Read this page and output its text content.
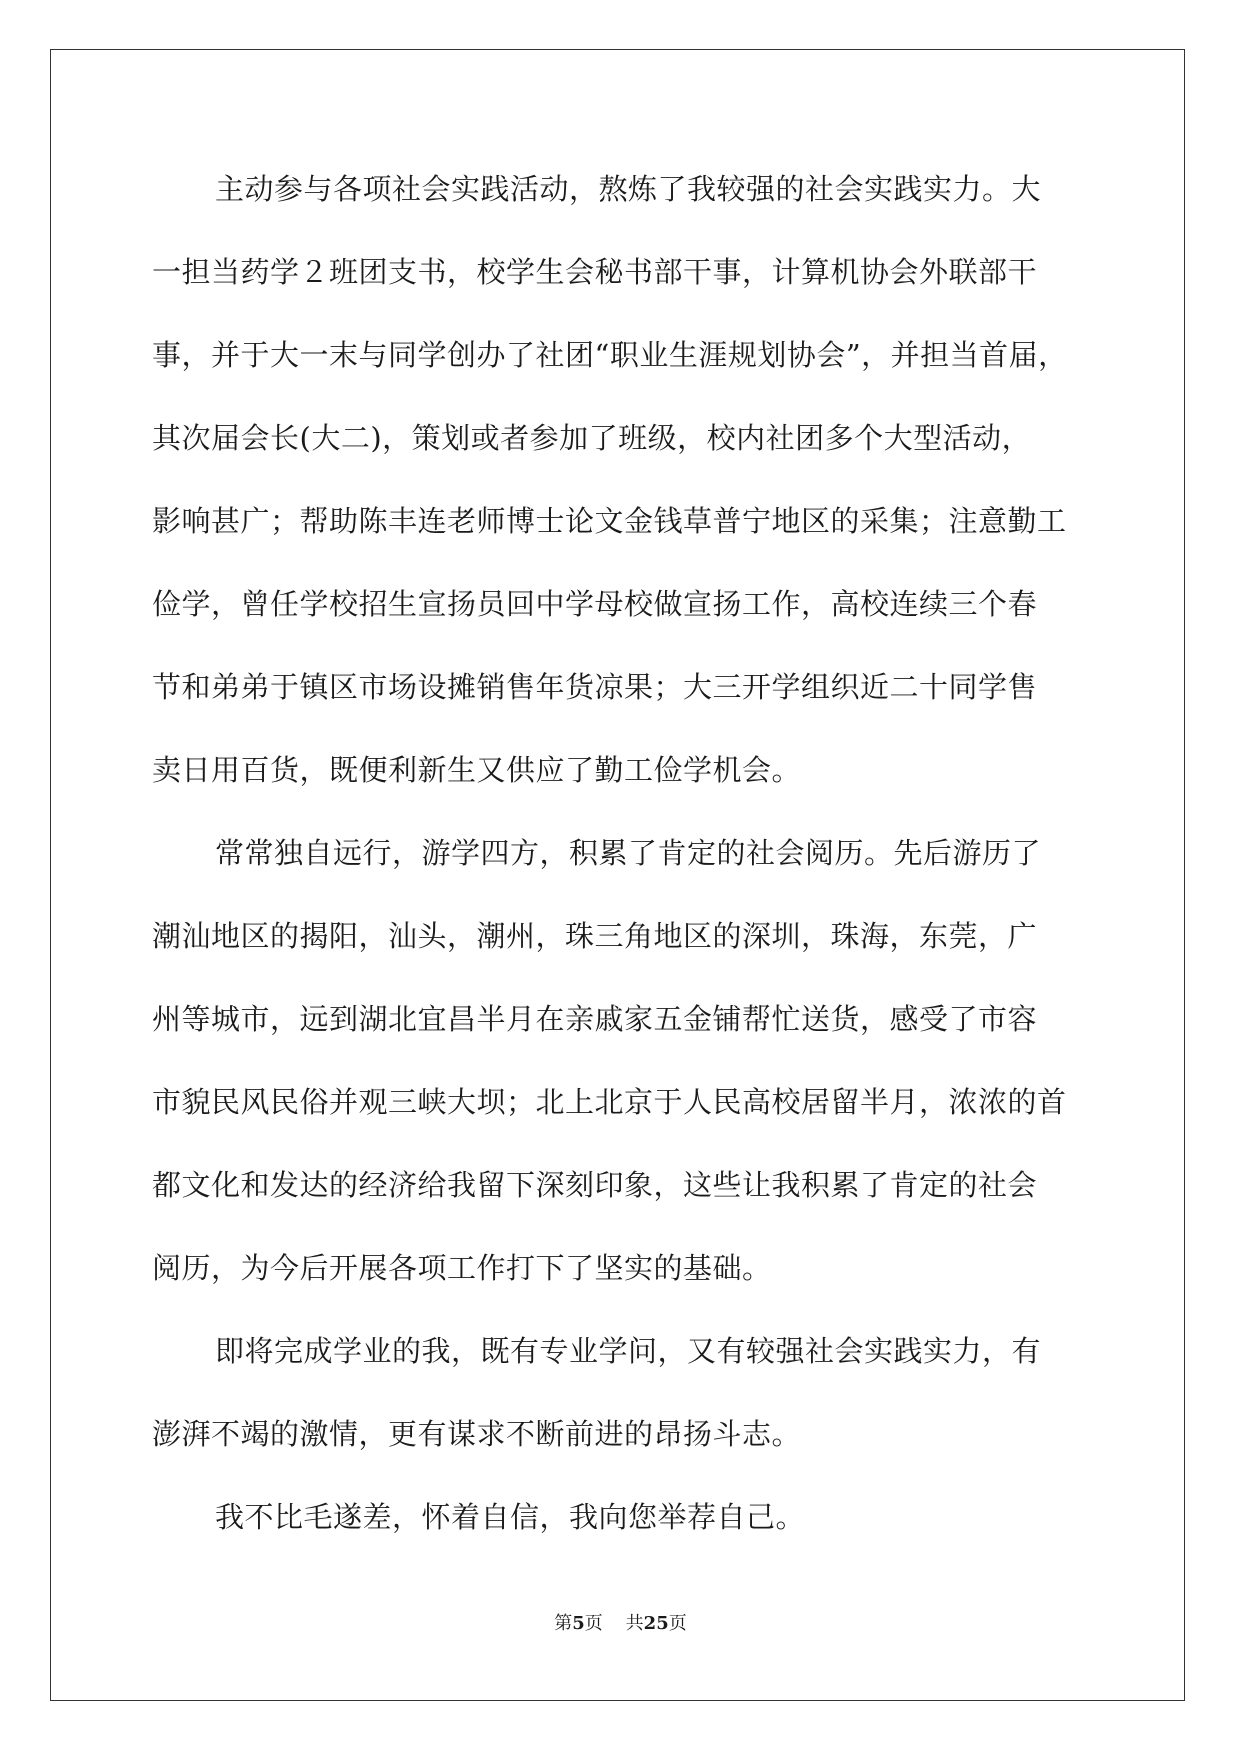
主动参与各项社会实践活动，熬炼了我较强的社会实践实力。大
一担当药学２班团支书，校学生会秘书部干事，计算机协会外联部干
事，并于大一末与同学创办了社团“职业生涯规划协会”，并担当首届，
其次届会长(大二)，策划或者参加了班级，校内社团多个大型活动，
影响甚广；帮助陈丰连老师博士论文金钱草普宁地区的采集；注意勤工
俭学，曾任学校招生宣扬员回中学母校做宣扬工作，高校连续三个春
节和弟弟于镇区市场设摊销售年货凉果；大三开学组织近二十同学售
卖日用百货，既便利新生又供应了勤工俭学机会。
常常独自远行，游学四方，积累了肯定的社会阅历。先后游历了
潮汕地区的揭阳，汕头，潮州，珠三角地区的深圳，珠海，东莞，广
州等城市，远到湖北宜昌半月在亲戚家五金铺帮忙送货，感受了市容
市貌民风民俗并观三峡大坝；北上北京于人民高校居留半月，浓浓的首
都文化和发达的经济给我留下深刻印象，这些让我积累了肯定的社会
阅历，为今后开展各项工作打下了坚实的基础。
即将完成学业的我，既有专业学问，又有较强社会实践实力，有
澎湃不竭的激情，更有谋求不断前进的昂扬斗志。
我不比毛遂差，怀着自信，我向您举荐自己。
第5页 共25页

--

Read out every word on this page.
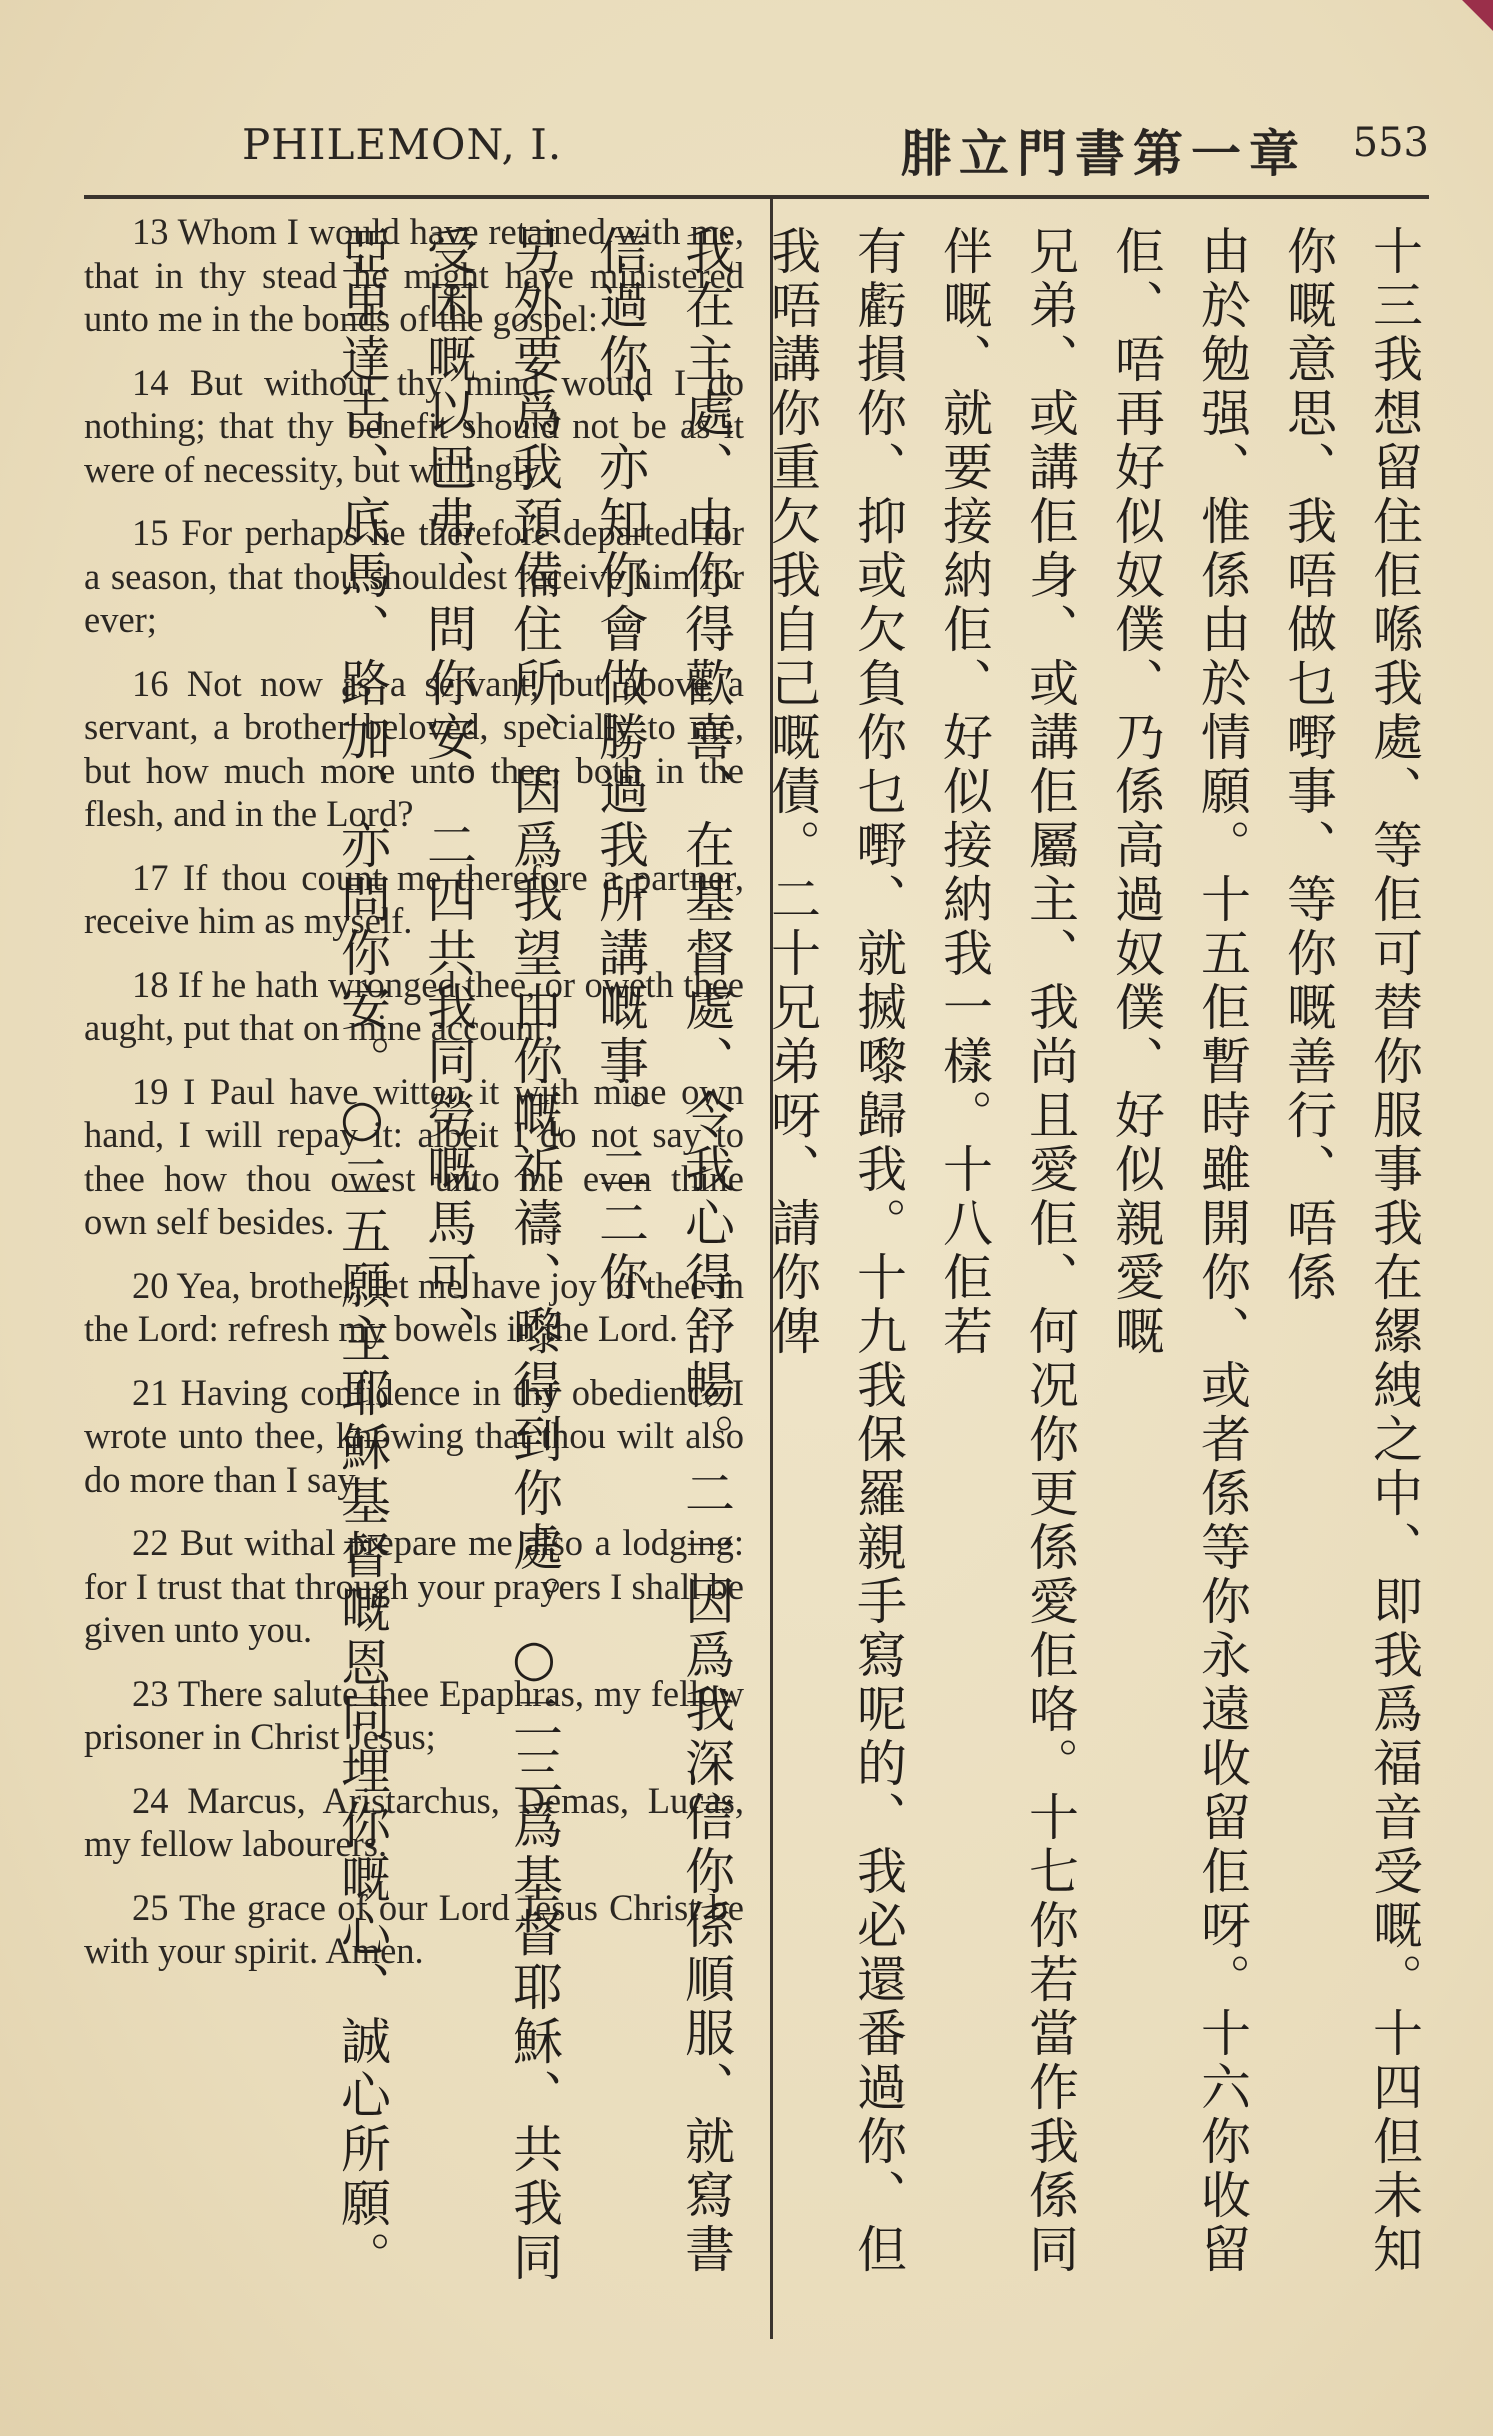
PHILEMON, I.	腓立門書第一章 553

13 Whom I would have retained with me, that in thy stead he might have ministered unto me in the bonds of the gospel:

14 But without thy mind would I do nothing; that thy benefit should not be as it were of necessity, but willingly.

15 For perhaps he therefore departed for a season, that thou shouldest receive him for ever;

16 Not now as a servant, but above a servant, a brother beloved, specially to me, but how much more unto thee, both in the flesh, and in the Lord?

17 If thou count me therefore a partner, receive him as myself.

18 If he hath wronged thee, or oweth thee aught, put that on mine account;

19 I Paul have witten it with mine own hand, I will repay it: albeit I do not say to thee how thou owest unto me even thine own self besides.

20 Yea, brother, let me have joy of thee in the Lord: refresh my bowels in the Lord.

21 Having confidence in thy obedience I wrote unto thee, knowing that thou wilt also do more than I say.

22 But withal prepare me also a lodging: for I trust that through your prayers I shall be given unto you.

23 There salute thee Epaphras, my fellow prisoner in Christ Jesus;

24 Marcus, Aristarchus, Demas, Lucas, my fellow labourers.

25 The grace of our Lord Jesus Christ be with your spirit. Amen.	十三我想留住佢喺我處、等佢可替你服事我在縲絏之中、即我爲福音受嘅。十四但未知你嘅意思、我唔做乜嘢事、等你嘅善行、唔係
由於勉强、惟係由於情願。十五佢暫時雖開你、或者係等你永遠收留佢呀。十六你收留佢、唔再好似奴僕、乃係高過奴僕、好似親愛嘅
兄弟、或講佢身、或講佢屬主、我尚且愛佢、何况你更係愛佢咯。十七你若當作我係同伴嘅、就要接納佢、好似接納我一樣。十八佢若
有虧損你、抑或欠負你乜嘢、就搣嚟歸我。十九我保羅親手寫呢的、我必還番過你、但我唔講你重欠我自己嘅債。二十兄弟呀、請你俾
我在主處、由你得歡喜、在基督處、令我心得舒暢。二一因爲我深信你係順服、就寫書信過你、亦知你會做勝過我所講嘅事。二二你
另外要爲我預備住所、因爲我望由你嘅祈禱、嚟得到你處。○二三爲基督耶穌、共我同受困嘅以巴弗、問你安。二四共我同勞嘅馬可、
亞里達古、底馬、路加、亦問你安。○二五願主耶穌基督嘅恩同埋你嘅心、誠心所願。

Exercise description: Gather all lines from the listing above in which "more" occurs.

Answer for the task:
16 Not now as a servant, but above a servant, a brother beloved, specially to me, but how much more unto thee, both in the flesh, and in the Lord?
21 Having confidence in thy obedience I wrote unto thee, knowing that thou wilt also do more than I say.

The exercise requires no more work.